- **Exercise directions**
What follows is a listing; restate every line of it word for word.
* start *
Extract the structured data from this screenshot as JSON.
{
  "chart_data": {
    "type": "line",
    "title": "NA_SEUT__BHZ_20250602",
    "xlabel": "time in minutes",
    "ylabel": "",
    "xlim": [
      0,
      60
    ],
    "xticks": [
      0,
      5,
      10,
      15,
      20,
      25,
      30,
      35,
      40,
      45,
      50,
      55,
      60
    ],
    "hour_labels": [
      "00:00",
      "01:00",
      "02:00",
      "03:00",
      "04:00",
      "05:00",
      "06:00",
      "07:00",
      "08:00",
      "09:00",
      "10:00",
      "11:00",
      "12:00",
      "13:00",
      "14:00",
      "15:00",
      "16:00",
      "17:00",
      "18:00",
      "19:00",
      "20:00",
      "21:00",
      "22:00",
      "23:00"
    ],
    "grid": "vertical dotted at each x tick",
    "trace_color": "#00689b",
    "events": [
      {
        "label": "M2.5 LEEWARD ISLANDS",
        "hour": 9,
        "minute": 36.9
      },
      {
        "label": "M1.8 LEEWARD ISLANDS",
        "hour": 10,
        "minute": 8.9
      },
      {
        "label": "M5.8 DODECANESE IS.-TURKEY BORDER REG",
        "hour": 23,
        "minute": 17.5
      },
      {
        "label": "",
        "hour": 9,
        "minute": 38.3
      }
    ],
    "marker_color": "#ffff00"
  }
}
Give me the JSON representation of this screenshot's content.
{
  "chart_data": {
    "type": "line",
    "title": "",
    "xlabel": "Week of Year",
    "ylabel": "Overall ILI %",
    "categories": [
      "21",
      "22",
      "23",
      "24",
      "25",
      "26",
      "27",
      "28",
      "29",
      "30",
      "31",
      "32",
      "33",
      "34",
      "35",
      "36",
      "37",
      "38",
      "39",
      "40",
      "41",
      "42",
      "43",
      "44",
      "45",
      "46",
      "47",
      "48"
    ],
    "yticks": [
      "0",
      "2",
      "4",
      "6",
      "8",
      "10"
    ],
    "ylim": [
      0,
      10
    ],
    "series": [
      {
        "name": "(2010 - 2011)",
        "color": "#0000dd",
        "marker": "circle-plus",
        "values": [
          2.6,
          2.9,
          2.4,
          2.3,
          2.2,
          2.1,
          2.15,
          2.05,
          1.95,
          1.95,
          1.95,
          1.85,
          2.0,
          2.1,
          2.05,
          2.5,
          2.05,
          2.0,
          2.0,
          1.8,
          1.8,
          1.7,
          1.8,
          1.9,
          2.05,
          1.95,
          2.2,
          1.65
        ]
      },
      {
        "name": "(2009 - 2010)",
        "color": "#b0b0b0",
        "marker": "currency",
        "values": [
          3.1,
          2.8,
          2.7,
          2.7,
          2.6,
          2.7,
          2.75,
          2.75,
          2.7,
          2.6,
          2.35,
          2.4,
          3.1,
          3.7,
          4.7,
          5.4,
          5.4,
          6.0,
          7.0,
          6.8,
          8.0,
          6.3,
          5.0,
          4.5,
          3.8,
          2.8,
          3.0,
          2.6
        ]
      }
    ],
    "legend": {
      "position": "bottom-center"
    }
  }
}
* end *
- **Correct answer**
Extract the structured data from this screenshot as JSON.
{
  "chart_data": {
    "type": "line",
    "title": "NA_SEUT__BHZ_20250602",
    "xlabel": "time in minutes",
    "ylabel": "",
    "xlim": [
      0,
      60
    ],
    "xticks": [
      0,
      5,
      10,
      15,
      20,
      25,
      30,
      35,
      40,
      45,
      50,
      55,
      60
    ],
    "hour_labels": [
      "00:00",
      "01:00",
      "02:00",
      "03:00",
      "04:00",
      "05:00",
      "06:00",
      "07:00",
      "08:00",
      "09:00",
      "10:00",
      "11:00",
      "12:00",
      "13:00",
      "14:00",
      "15:00",
      "16:00",
      "17:00",
      "18:00",
      "19:00",
      "20:00",
      "21:00",
      "22:00",
      "23:00"
    ],
    "grid": "vertical dotted at each x tick",
    "trace_color": "#00689b",
    "events": [
      {
        "label": "M2.5 LEEWARD ISLANDS",
        "hour": 9,
        "minute": 36.9
      },
      {
        "label": "M1.8 LEEWARD ISLANDS",
        "hour": 10,
        "minute": 8.9
      },
      {
        "label": "M5.8 DODECANESE IS.-TURKEY BORDER REG",
        "hour": 23,
        "minute": 17.5
      },
      {
        "label": "",
        "hour": 9,
        "minute": 38.3
      }
    ],
    "marker_color": "#ffff00"
  }
}
Give me the JSON representation of this screenshot's content.
{
  "chart_data": {
    "type": "line",
    "title": "",
    "xlabel": "Week of Year",
    "ylabel": "Overall ILI %",
    "categories": [
      "21",
      "22",
      "23",
      "24",
      "25",
      "26",
      "27",
      "28",
      "29",
      "30",
      "31",
      "32",
      "33",
      "34",
      "35",
      "36",
      "37",
      "38",
      "39",
      "40",
      "41",
      "42",
      "43",
      "44",
      "45",
      "46",
      "47",
      "48"
    ],
    "yticks": [
      "0",
      "2",
      "4",
      "6",
      "8",
      "10"
    ],
    "ylim": [
      0,
      10
    ],
    "series": [
      {
        "name": "(2010 - 2011)",
        "color": "#0000dd",
        "marker": "circle-plus",
        "values": [
          2.6,
          2.9,
          2.4,
          2.3,
          2.2,
          2.1,
          2.15,
          2.05,
          1.95,
          1.95,
          1.95,
          1.85,
          2.0,
          2.1,
          2.05,
          2.5,
          2.05,
          2.0,
          2.0,
          1.8,
          1.8,
          1.7,
          1.8,
          1.9,
          2.05,
          1.95,
          2.2,
          1.65
        ]
      },
      {
        "name": "(2009 - 2010)",
        "color": "#b0b0b0",
        "marker": "currency",
        "values": [
          3.1,
          2.8,
          2.7,
          2.7,
          2.6,
          2.7,
          2.75,
          2.75,
          2.7,
          2.6,
          2.35,
          2.4,
          3.1,
          3.7,
          4.7,
          5.4,
          5.4,
          6.0,
          7.0,
          6.8,
          8.0,
          6.3,
          5.0,
          4.5,
          3.8,
          2.8,
          3.0,
          2.6
        ]
      }
    ],
    "legend": {
      "position": "bottom-center"
    }
  }
}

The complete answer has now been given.